BRIEF A: According to the text on predicting values, what do the four datasets of Anscombe's quartet have in common?

TEXT PROVIDED:
══════════
Predicting values 🎱
Result Set
Regardless of the database, the result set should look like:
x | dataset_1 | dataset_2 | dataset_3 | dataset_4 |
---|---|---|---|---|
16 | 11.0 | 11.0 | 11.0 | 11.0 |
17 | 11.5 | 11.5 | 11.5 | 11.5 |
18 | 12.0 | 12.0 | 12.0 | 12.0 |
This is one of the interesting things about Anscombe's quartet (and is the reason Anscombe created it): the four datasets have the same line of best fit, but look very different when plotted!
Expand for the DDL
solution(x, dataset_1, dataset_2, dataset_3, dataset_4) as (
values
(16, 11.0, 11.0, 11.0, 11.0),
(17, 11.5, 11.5, 11.5, 11.5),
(18, 12.0, 12.0, 12.0, 12.0)
)
Solution
Some SQL solutions per database are provided below.
══════════
GIVEN RECORDS:
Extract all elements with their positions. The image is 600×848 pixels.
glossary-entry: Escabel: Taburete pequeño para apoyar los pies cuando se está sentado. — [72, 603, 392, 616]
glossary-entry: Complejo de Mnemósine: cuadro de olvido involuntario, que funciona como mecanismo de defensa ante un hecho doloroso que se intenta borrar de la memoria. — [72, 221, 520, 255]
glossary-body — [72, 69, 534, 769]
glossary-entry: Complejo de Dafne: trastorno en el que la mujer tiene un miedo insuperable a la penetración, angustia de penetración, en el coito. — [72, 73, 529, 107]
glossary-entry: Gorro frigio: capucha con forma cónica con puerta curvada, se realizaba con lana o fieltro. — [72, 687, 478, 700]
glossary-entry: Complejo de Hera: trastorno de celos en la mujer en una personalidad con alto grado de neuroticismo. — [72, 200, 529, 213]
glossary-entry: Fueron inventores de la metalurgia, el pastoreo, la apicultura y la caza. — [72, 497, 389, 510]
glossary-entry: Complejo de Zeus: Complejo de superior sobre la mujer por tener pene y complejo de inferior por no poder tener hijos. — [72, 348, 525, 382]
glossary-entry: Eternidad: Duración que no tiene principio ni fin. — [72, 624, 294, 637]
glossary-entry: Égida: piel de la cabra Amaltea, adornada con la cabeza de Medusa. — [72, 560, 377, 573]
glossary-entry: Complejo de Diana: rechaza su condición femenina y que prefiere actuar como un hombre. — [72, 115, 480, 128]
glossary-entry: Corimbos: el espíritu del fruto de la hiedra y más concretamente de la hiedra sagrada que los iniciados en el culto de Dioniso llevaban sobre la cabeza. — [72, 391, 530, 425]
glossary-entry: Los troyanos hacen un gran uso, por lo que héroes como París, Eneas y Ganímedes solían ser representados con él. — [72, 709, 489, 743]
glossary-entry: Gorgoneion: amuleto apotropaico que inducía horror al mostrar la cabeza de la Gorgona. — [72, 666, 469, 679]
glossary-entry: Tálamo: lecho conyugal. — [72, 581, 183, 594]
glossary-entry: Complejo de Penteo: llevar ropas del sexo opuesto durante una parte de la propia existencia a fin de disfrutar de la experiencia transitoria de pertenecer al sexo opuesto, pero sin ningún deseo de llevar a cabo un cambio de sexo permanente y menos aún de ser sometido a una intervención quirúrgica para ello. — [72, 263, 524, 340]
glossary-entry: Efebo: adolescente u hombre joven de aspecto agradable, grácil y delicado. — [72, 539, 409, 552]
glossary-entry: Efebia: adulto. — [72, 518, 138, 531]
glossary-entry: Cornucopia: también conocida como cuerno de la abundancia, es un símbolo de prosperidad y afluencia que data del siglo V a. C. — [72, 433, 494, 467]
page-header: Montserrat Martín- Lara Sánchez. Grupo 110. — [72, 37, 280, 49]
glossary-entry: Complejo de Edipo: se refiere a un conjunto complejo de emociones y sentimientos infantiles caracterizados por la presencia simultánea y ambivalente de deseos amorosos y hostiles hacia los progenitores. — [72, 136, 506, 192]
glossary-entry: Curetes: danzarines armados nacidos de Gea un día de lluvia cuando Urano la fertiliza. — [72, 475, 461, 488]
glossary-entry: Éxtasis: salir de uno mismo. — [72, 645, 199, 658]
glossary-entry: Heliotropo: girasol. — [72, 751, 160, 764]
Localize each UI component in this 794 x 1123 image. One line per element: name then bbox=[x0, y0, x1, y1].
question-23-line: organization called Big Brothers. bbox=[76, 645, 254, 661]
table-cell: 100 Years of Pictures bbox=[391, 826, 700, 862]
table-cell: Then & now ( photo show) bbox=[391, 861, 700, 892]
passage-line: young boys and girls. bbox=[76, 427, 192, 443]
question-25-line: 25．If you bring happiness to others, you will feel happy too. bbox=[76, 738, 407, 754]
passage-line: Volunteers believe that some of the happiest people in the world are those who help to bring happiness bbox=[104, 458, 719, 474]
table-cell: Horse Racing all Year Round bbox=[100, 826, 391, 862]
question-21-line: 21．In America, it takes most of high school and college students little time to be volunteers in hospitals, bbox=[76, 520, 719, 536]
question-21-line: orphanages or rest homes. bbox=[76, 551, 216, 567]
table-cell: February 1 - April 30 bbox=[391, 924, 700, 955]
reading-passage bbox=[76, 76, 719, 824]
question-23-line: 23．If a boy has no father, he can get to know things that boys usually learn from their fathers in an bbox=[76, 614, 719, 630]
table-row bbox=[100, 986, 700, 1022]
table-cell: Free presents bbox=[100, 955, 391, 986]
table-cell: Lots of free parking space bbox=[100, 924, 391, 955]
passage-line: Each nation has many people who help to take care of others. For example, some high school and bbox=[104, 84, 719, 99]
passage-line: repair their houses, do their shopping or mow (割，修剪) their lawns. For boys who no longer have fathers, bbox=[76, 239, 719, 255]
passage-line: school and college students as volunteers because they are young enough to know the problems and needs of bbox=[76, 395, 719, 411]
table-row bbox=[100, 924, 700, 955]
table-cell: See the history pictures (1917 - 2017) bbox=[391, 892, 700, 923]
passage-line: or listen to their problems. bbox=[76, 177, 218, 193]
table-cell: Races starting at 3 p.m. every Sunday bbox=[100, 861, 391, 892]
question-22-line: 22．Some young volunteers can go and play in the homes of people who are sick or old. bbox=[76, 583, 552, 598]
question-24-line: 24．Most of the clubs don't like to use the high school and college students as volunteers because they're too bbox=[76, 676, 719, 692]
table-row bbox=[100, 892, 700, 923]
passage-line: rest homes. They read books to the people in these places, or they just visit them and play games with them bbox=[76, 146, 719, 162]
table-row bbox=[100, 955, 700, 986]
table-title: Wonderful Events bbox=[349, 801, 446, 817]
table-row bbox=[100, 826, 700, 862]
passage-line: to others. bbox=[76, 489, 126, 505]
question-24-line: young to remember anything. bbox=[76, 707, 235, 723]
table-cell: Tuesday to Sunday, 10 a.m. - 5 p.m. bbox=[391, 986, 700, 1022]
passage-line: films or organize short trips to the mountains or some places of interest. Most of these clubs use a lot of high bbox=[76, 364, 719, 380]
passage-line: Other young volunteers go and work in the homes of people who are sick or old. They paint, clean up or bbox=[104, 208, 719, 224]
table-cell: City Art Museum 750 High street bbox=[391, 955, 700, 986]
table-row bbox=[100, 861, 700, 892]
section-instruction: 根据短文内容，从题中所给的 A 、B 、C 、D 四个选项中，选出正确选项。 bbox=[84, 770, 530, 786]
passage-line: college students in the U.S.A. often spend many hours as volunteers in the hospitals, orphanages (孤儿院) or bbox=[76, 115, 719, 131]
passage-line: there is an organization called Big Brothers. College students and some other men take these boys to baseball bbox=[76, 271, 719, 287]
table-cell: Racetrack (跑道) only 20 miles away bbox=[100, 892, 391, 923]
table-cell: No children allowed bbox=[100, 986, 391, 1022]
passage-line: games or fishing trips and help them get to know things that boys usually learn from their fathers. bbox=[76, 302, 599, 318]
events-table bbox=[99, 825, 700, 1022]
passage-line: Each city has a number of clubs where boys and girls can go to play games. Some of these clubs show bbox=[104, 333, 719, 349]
══════════
BRIEF B: Rewrite the listing from its first line through the line that contains "glossary-entry: Complejo de Hera: trastorno", substituting "desorden" for "trastorno". Leave everything else in those lines unchanged.

ANSWER A: They have the same line of best fit.

ANSWER B:
Extract all elements with their positions. The image is 600×848 pixels.
glossary-entry: Escabel: Taburete pequeño para apoyar los pies cuando se está sentado. — [72, 603, 392, 616]
glossary-entry: Complejo de Mnemósine: cuadro de olvido involuntario, que funciona como mecanismo de defensa ante un hecho doloroso que se intenta borrar de la memoria. — [72, 221, 520, 255]
glossary-body — [72, 69, 534, 769]
glossary-entry: Complejo de Dafne: desorden en el que la mujer tiene un miedo insuperable a la penetración, angustia de penetración, en el coito. — [72, 73, 529, 107]
glossary-entry: Gorro frigio: capucha con forma cónica con puerta curvada, se realizaba con lana o fieltro. — [72, 687, 478, 700]
glossary-entry: Complejo de Hera: desorden de celos en la mujer en una personalidad con alto grado de neuroticismo. — [72, 200, 529, 213]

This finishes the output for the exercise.